> _Task details_
Your task is to extract every entry that follows word for word while excluding the pictures.

> _Data excerpts_
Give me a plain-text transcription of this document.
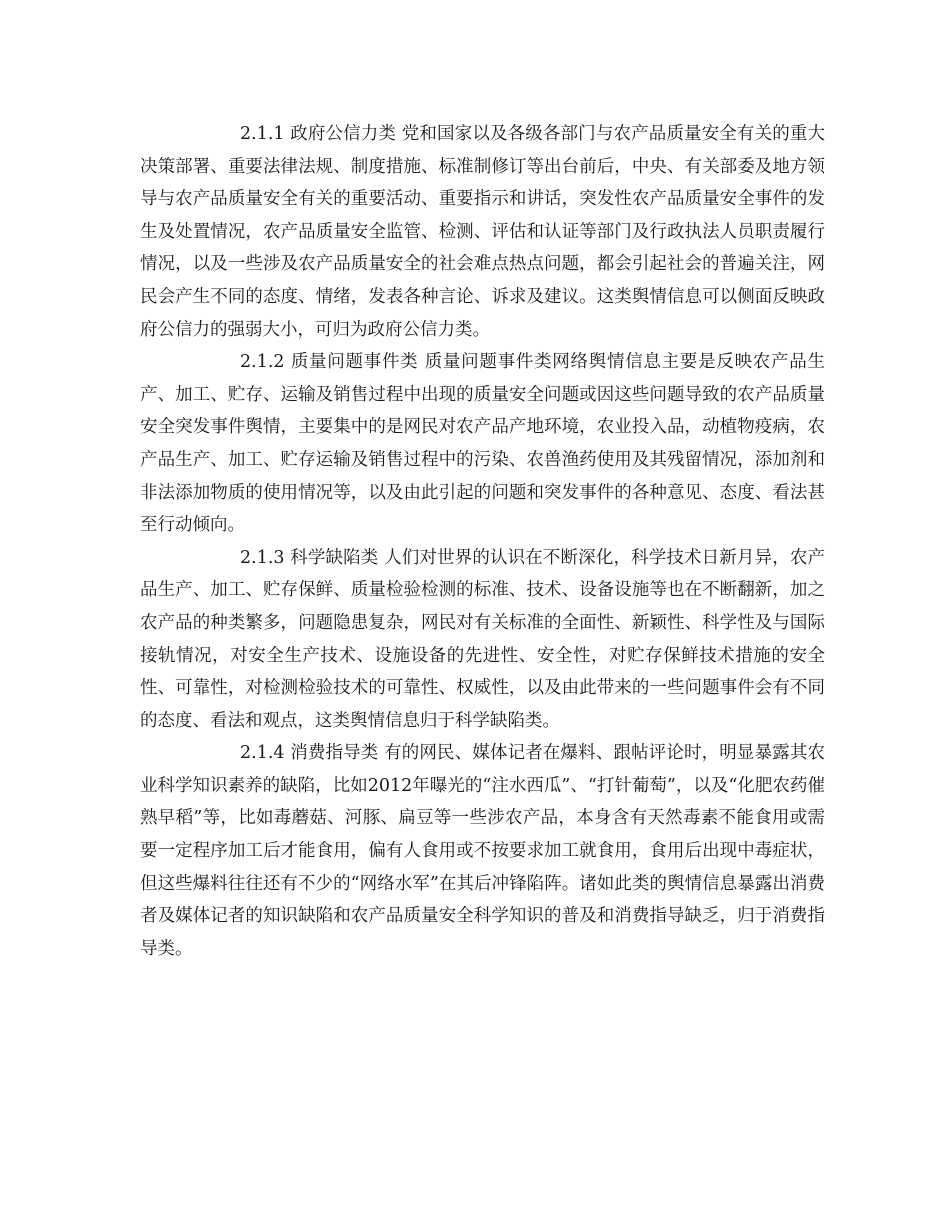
2.1.1 政府公信力类 党和国家以及各级各部门与农产品质量安全有关的重大决策部署、重要法律法规、制度措施、标准制修订等出台前后，中央、有关部委及地方领导与农产品质量安全有关的重要活动、重要指示和讲话，突发性农产品质量安全事件的发生及处置情况，农产品质量安全监管、检测、评估和认证等部门及行政执法人员职责履行情况，以及一些涉及农产品质量安全的社会难点热点问题，都会引起社会的普遍关注，网民会产生不同的态度、情绪，发表各种言论、诉求及建议。这类舆情信息可以侧面反映政府公信力的强弱大小，可归为政府公信力类。

2.1.2 质量问题事件类 质量问题事件类网络舆情信息主要是反映农产品生产、加工、贮存、运输及销售过程中出现的质量安全问题或因这些问题导致的农产品质量安全突发事件舆情，主要集中的是网民对农产品产地环境，农业投入品，动植物疫病，农产品生产、加工、贮存运输及销售过程中的污染、农兽渔药使用及其残留情况，添加剂和非法添加物质的使用情况等，以及由此引起的问题和突发事件的各种意见、态度、看法甚至行动倾向。

2.1.3 科学缺陷类 人们对世界的认识在不断深化，科学技术日新月异，农产品生产、加工、贮存保鲜、质量检验检测的标准、技术、设备设施等也在不断翻新，加之农产品的种类繁多，问题隐患复杂，网民对有关标准的全面性、新颖性、科学性及与国际接轨情况，对安全生产技术、设施设备的先进性、安全性，对贮存保鲜技术措施的安全性、可靠性，对检测检验技术的可靠性、权威性，以及由此带来的一些问题事件会有不同的态度、看法和观点，这类舆情信息归于科学缺陷类。

2.1.4 消费指导类 有的网民、媒体记者在爆料、跟帖评论时，明显暴露其农业科学知识素养的缺陷，比如2012年曝光的“注水西瓜”、“打针葡萄”，以及“化肥农药催熟早稻”等，比如毒蘑菇、河豚、扁豆等一些涉农产品，本身含有天然毒素不能食用或需要一定程序加工后才能食用，偏有人食用或不按要求加工就食用，食用后出现中毒症状，但这些爆料往往还有不少的“网络水军”在其后冲锋陷阵。诸如此类的舆情信息暴露出消费者及媒体记者的知识缺陷和农产品质量安全科学知识的普及和消费指导缺乏，归于消费指导类。
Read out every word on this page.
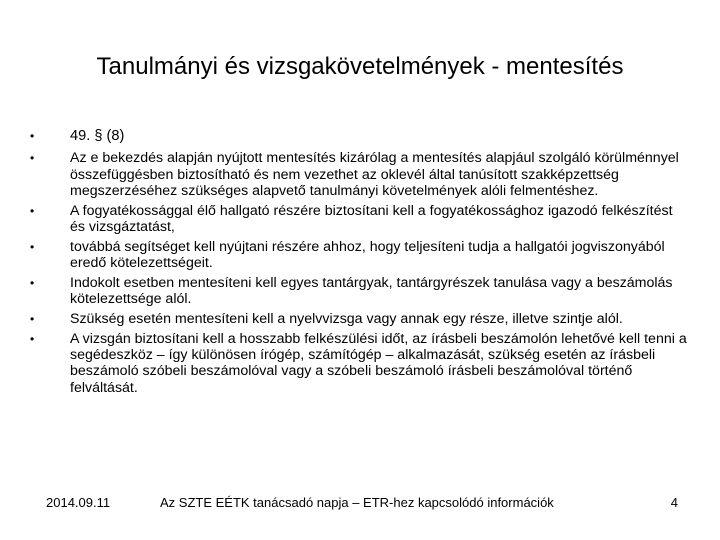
Tanulmányi és vizsgakövetelmények - mentesítés
•	49. § (8)
•	Az e bekezdés alapján nyújtott mentesítés kizárólag a mentesítés alapjául szolgáló körülménnyel összefüggésben biztosítható és nem vezethet az oklevél által tanúsított szakképzettség megszerzéséhez szükséges alapvető tanulmányi követelmények alóli felmentéshez.
•	A fogyatékossággal élő hallgató részére biztosítani kell a fogyatékossághoz igazodó felkészítést és vizsgáztatást,
•	továbbá segítséget kell nyújtani részére ahhoz, hogy teljesíteni tudja a hallgatói jogviszonyából eredő kötelezettségeit.
•	Indokolt esetben mentesíteni kell egyes tantárgyak, tantárgyrészek tanulása vagy a beszámolás kötelezettsége alól.
•	Szükség esetén mentesíteni kell a nyelvvizsga vagy annak egy része, illetve szintje alól.
•	A vizsgán biztosítani kell a hosszabb felkészülési időt, az írásbeli beszámolón lehetővé kell tenni a segédeszköz – így különösen írógép, számítógép – alkalmazását, szükség esetén az írásbeli beszámoló szóbeli beszámolóval vagy a szóbeli beszámoló írásbeli beszámolóval történő felváltását.
2014.09.11	Az SZTE EÉTK tanácsadó napja – ETR-hez kapcsolódó információk	4
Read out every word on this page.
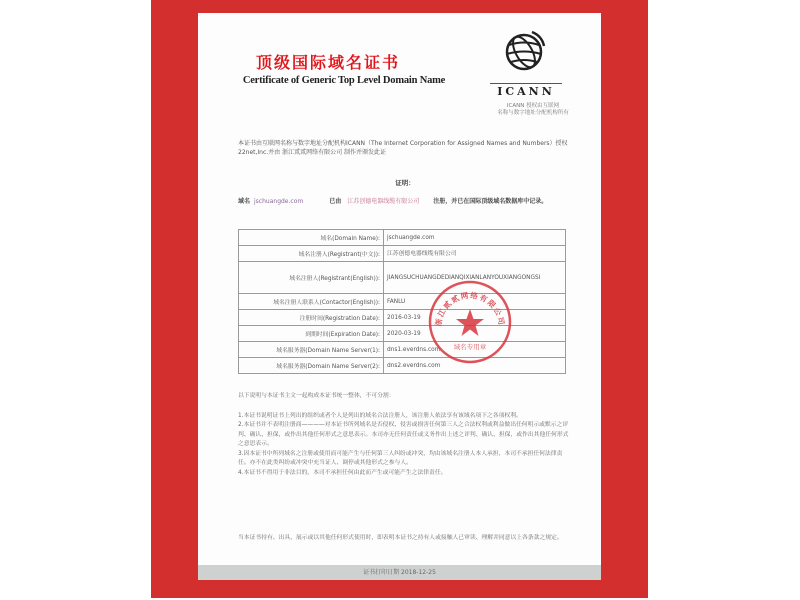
顶级国际域名证书
Certificate of Generic Top Level Domain Name
ICANN
ICANN 授权由互联网
名称与数字地址分配机构所有
本证书由互联网名称与数字地址分配机构ICANN（The Internet Corporation for Assigned Names and Numbers）授权22net,Inc.并由 浙江贰贰网络有限公司 制作并颁发此证
证明：
域名 jschuangde.com	已由 江苏创德电器线缆有限公司 注册，并已在国际顶级域名数据库中记录。
域名(Domain Name):	jschuangde.com
域名注册人(Registrant(中文)):	江苏创德电器线缆有限公司
域名注册人(Registrant(English)):	JIANGSUCHUANGDEDIANQIXIANLANYOUXIANGONGSI
域名注册人联系人(Contactor(English)):	FANLU
注册时间(Registration Date):	2016-03-19
到期时间(Expiration Date):	2020-03-19
域名服务器(Domain Name Server(1):	dns1.everdns.com
域名服务器(Domain Name Server(2):	dns2.everdns.com
浙江贰贰网络有限公司
域名专用章

以下说明与本证书主文一起构成本证书统一整体，不可分割：

1.本证书说明证书上列出的组织或者个人是列出的域名合法注册人，该注册人依法享有该域名项下之各项权利。

2.本证书并不表明注册商————对本证书所列域名是否侵权、侵害或损害任何第三人之合法权利或利益做出任何明示或默示之评判、确认、担保，或作出其他任何形式之意思表示。本司亦无任何责任或义务作出上述之评判、确认、担保，或作出其他任何形式之意思表示。

3.因本证书中所列域名之注册或使用而可能产生与任何第三人纠纷或冲突，均由该域名注册人本人承担，本司不承担任何法律责任。亦不在此类纠纷或冲突中充当证人、调停或其他形式之参与人。

4.本证书不得用于非法目的，本司不承担任何由此而产生或可能产生之法律责任。

当本证书持有、出具、展示或以其他任何形式使用时，即表明本证书之持有人或接触人已审读、理解并同意以上各条款之规定。
证书打印日期 2018-12-25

> _Response_
Give me a plain-text transcription of this document.
2.1.1 政府公信力类 党和国家以及各级各部门与农产品质量安全有关的重大决策部署、重要法律法规、制度措施、标准制修订等出台前后，中央、有关部委及地方领导与农产品质量安全有关的重要活动、重要指示和讲话，突发性农产品质量安全事件的发生及处置情况，农产品质量安全监管、检测、评估和认证等部门及行政执法人员职责履行情况，以及一些涉及农产品质量安全的社会难点热点问题，都会引起社会的普遍关注，网民会产生不同的态度、情绪，发表各种言论、诉求及建议。这类舆情信息可以侧面反映政府公信力的强弱大小，可归为政府公信力类。

2.1.2 质量问题事件类 质量问题事件类网络舆情信息主要是反映农产品生产、加工、贮存、运输及销售过程中出现的质量安全问题或因这些问题导致的农产品质量安全突发事件舆情，主要集中的是网民对农产品产地环境，农业投入品，动植物疫病，农产品生产、加工、贮存运输及销售过程中的污染、农兽渔药使用及其残留情况，添加剂和非法添加物质的使用情况等，以及由此引起的问题和突发事件的各种意见、态度、看法甚至行动倾向。

2.1.3 科学缺陷类 人们对世界的认识在不断深化，科学技术日新月异，农产品生产、加工、贮存保鲜、质量检验检测的标准、技术、设备设施等也在不断翻新，加之农产品的种类繁多，问题隐患复杂，网民对有关标准的全面性、新颖性、科学性及与国际接轨情况，对安全生产技术、设施设备的先进性、安全性，对贮存保鲜技术措施的安全性、可靠性，对检测检验技术的可靠性、权威性，以及由此带来的一些问题事件会有不同的态度、看法和观点，这类舆情信息归于科学缺陷类。

2.1.4 消费指导类 有的网民、媒体记者在爆料、跟帖评论时，明显暴露其农业科学知识素养的缺陷，比如2012年曝光的“注水西瓜”、“打针葡萄”，以及“化肥农药催熟早稻”等，比如毒蘑菇、河豚、扁豆等一些涉农产品，本身含有天然毒素不能食用或需要一定程序加工后才能食用，偏有人食用或不按要求加工就食用，食用后出现中毒症状，但这些爆料往往还有不少的“网络水军”在其后冲锋陷阵。诸如此类的舆情信息暴露出消费者及媒体记者的知识缺陷和农产品质量安全科学知识的普及和消费指导缺乏，归于消费指导类。
Read out every word on this page.
Tanulmányi és vizsgakövetelmények - mentesítés
•	49. § (8)
•	Az e bekezdés alapján nyújtott mentesítés kizárólag a mentesítés alapjául szolgáló körülménnyel összefüggésben biztosítható és nem vezethet az oklevél által tanúsított szakképzettség megszerzéséhez szükséges alapvető tanulmányi követelmények alóli felmentéshez.
•	A fogyatékossággal élő hallgató részére biztosítani kell a fogyatékossághoz igazodó felkészítést és vizsgáztatást,
•	továbbá segítséget kell nyújtani részére ahhoz, hogy teljesíteni tudja a hallgatói jogviszonyából eredő kötelezettségeit.
•	Indokolt esetben mentesíteni kell egyes tantárgyak, tantárgyrészek tanulása vagy a beszámolás kötelezettsége alól.
•	Szükség esetén mentesíteni kell a nyelvvizsga vagy annak egy része, illetve szintje alól.
•	A vizsgán biztosítani kell a hosszabb felkészülési időt, az írásbeli beszámolón lehetővé kell tenni a segédeszköz – így különösen írógép, számítógép – alkalmazását, szükség esetén az írásbeli beszámoló szóbeli beszámolóval vagy a szóbeli beszámoló írásbeli beszámolóval történő felváltását.
2014.09.11	Az SZTE EÉTK tanácsadó napja – ETR-hez kapcsolódó információk	4
Read out every word on this page.
顶级国际域名证书
Certificate of Generic Top Level Domain Name
ICANN
ICANN 授权由互联网
名称与数字地址分配机构所有
本证书由互联网名称与数字地址分配机构ICANN（The Internet Corporation for Assigned Names and Numbers）授权22net,Inc.并由 浙江贰贰网络有限公司 制作并颁发此证
证明：
域名 jschuangde.com	已由 江苏创德电器线缆有限公司 注册，并已在国际顶级域名数据库中记录。
域名(Domain Name):	jschuangde.com
域名注册人(Registrant(中文)):	江苏创德电器线缆有限公司
域名注册人(Registrant(English)):	JIANGSUCHUANGDEDIANQIXIANLANYOUXIANGONGSI
域名注册人联系人(Contactor(English)):	FANLU
注册时间(Registration Date):	2016-03-19
到期时间(Expiration Date):	2020-03-19
域名服务器(Domain Name Server(1):	dns1.everdns.com
域名服务器(Domain Name Server(2):	dns2.everdns.com
浙江贰贰网络有限公司
域名专用章

以下说明与本证书主文一起构成本证书统一整体，不可分割：

1.本证书说明证书上列出的组织或者个人是列出的域名合法注册人，该注册人依法享有该域名项下之各项权利。

2.本证书并不表明注册商————对本证书所列域名是否侵权、侵害或损害任何第三人之合法权利或利益做出任何明示或默示之评判、确认、担保，或作出其他任何形式之意思表示。本司亦无任何责任或义务作出上述之评判、确认、担保，或作出其他任何形式之意思表示。

3.因本证书中所列域名之注册或使用而可能产生与任何第三人纠纷或冲突，均由该域名注册人本人承担，本司不承担任何法律责任。亦不在此类纠纷或冲突中充当证人、调停或其他形式之参与人。

4.本证书不得用于非法目的，本司不承担任何由此而产生或可能产生之法律责任。

当本证书持有、出具、展示或以其他任何形式使用时，即表明本证书之持有人或接触人已审读、理解并同意以上各条款之规定。
证书打印日期 2018-12-25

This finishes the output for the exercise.